BEGIN Data for the task

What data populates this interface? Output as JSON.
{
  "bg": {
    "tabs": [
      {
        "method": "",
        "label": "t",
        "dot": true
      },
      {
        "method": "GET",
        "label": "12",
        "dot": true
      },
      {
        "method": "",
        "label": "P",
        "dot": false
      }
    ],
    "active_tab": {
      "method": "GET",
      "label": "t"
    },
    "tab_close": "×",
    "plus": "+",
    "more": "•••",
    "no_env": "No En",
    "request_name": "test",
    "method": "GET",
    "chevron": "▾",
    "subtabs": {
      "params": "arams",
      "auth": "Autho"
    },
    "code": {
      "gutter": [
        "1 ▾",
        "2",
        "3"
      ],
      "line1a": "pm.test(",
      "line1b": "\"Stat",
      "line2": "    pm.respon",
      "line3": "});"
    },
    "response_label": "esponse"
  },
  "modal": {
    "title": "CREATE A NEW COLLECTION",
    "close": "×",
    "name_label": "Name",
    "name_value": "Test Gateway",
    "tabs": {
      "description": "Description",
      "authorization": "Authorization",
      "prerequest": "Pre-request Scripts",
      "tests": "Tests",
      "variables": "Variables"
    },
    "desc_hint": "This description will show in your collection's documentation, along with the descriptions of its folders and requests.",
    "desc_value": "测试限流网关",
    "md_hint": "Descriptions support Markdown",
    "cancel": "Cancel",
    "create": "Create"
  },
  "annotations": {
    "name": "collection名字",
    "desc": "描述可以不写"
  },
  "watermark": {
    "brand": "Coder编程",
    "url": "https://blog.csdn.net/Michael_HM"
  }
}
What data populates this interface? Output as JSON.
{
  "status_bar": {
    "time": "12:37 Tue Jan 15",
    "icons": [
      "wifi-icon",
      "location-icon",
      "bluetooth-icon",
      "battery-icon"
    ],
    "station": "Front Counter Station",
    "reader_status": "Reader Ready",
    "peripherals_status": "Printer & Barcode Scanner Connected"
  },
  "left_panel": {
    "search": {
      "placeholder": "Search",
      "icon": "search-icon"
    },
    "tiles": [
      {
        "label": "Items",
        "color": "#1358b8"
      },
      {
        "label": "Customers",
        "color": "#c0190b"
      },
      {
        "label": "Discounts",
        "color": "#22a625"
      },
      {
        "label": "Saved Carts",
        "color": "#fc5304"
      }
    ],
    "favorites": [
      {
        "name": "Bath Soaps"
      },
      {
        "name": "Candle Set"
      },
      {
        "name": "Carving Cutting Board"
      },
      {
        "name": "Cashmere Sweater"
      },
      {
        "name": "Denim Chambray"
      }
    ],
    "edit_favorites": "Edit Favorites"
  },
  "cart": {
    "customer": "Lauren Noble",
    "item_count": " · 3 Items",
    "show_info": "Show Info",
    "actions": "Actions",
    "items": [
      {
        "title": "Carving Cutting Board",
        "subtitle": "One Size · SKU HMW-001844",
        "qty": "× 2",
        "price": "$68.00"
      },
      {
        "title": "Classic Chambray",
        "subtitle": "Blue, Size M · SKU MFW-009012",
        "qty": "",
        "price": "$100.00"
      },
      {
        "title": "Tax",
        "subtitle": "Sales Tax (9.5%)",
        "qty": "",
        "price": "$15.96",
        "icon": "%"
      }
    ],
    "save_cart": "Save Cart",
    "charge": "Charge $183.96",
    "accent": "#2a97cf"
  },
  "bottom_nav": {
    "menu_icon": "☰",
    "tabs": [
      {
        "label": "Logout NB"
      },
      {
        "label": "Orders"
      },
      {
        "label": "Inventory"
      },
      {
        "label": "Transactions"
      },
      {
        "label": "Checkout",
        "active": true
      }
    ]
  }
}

END Data for the task

[Problem description] Each line in the listing above that contains "Size" should be copied.

[Written reply]
        "subtitle": "One Size · SKU HMW-001844",
        "subtitle": "Blue, Size M · SKU MFW-009012",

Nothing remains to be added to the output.